REQUIRED TASK: Please transcribe the data below exactly. Leave the pictures out.
** begin **
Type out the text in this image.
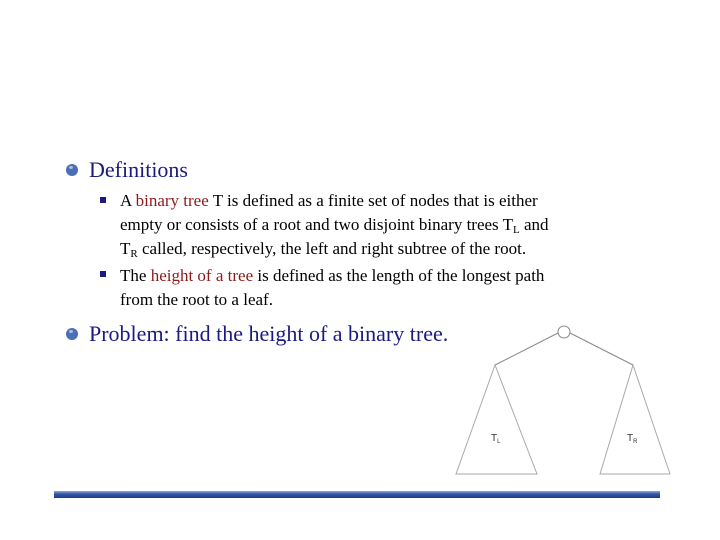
Definitions
A binary tree T is defined as a finite set of nodes that is either
empty or consists of a root and two disjoint binary trees $T_L$ and
$T_R$ called, respectively, the left and right subtree of the root.
The height of a tree is defined as the length of the longest path
from the root to a leaf.
Problem: find the height of a binary tree.
$T_L$	$T_R$
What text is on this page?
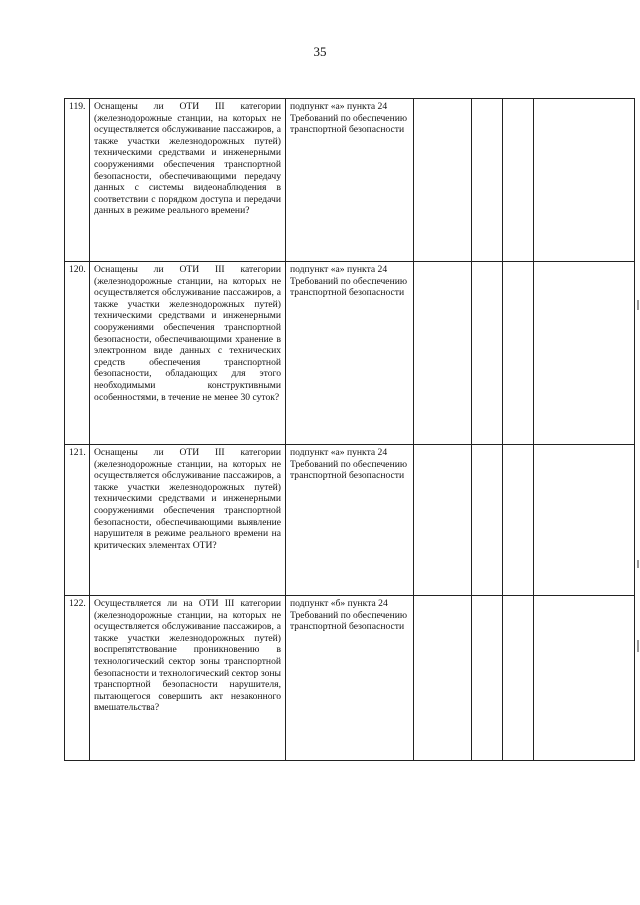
35
119.	Оснащены ли ОТИ III категории (железнодорожные станции, на которых не осуществляется обслуживание пассажиров, а также участки железнодорожных путей) техническими средствами и инженерными сооружениями обеспечения транспортной безопасности, обеспечивающими передачу данных с системы видеонаблюдения в соответствии с порядком доступа и передачи данных в режиме реального времени?	подпункт «а» пункта 24 Требований по обеспечению транспортной безопасности				
120.	Оснащены ли ОТИ III категории (железнодорожные станции, на которых не осуществляется обслуживание пассажиров, а также участки железнодорожных путей) техническими средствами и инженерными сооружениями обеспечения транспортной безопасности, обеспечивающими хранение в электронном виде данных с технических средств обеспечения транспортной безопасности, обладающих для этого необходимыми конструктивными особенностями, в течение не менее 30 суток?	подпункт «а» пункта 24 Требований по обеспечению транспортной безопасности				
121.	Оснащены ли ОТИ III категории (железнодорожные станции, на которых не осуществляется обслуживание пассажиров, а также участки железнодорожных путей) техническими средствами и инженерными сооружениями обеспечения транспортной безопасности, обеспечивающими выявление нарушителя в режиме реального времени на критических элементах ОТИ?	подпункт «а» пункта 24 Требований по обеспечению транспортной безопасности				
122.	Осуществляется ли на ОТИ III категории (железнодорожные станции, на которых не осуществляется обслуживание пассажиров, а также участки железнодорожных путей) воспрепятствование проникновению в технологический сектор зоны транспортной безопасности и технологический сектор зоны транспортной безопасности нарушителя, пытающегося совершить акт незаконного вмешательства?	подпункт «б» пункта 24 Требований по обеспечению транспортной безопасности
** end **
EXERCISE RESPONSE:
Type out the text in this image.
Definitions
A binary tree T is defined as a finite set of nodes that is either
empty or consists of a root and two disjoint binary trees $T_L$ and
$T_R$ called, respectively, the left and right subtree of the root.
The height of a tree is defined as the length of the longest path
from the root to a leaf.
Problem: find the height of a binary tree.
$T_L$	$T_R$
What text is on this page?
35
119.	Оснащены ли ОТИ III категории (железнодорожные станции, на которых не осуществляется обслуживание пассажиров, а также участки железнодорожных путей) техническими средствами и инженерными сооружениями обеспечения транспортной безопасности, обеспечивающими передачу данных с системы видеонаблюдения в соответствии с порядком доступа и передачи данных в режиме реального времени?	подпункт «а» пункта 24 Требований по обеспечению транспортной безопасности				
120.	Оснащены ли ОТИ III категории (железнодорожные станции, на которых не осуществляется обслуживание пассажиров, а также участки железнодорожных путей) техническими средствами и инженерными сооружениями обеспечения транспортной безопасности, обеспечивающими хранение в электронном виде данных с технических средств обеспечения транспортной безопасности, обладающих для этого необходимыми конструктивными особенностями, в течение не менее 30 суток?	подпункт «а» пункта 24 Требований по обеспечению транспортной безопасности				
121.	Оснащены ли ОТИ III категории (железнодорожные станции, на которых не осуществляется обслуживание пассажиров, а также участки железнодорожных путей) техническими средствами и инженерными сооружениями обеспечения транспортной безопасности, обеспечивающими выявление нарушителя в режиме реального времени на критических элементах ОТИ?	подпункт «а» пункта 24 Требований по обеспечению транспортной безопасности				
122.	Осуществляется ли на ОТИ III категории (железнодорожные станции, на которых не осуществляется обслуживание пассажиров, а также участки железнодорожных путей) воспрепятствование проникновению в технологический сектор зоны транспортной безопасности и технологический сектор зоны транспортной безопасности нарушителя, пытающегося совершить акт незаконного вмешательства?	подпункт «б» пункта 24 Требований по обеспечению транспортной безопасности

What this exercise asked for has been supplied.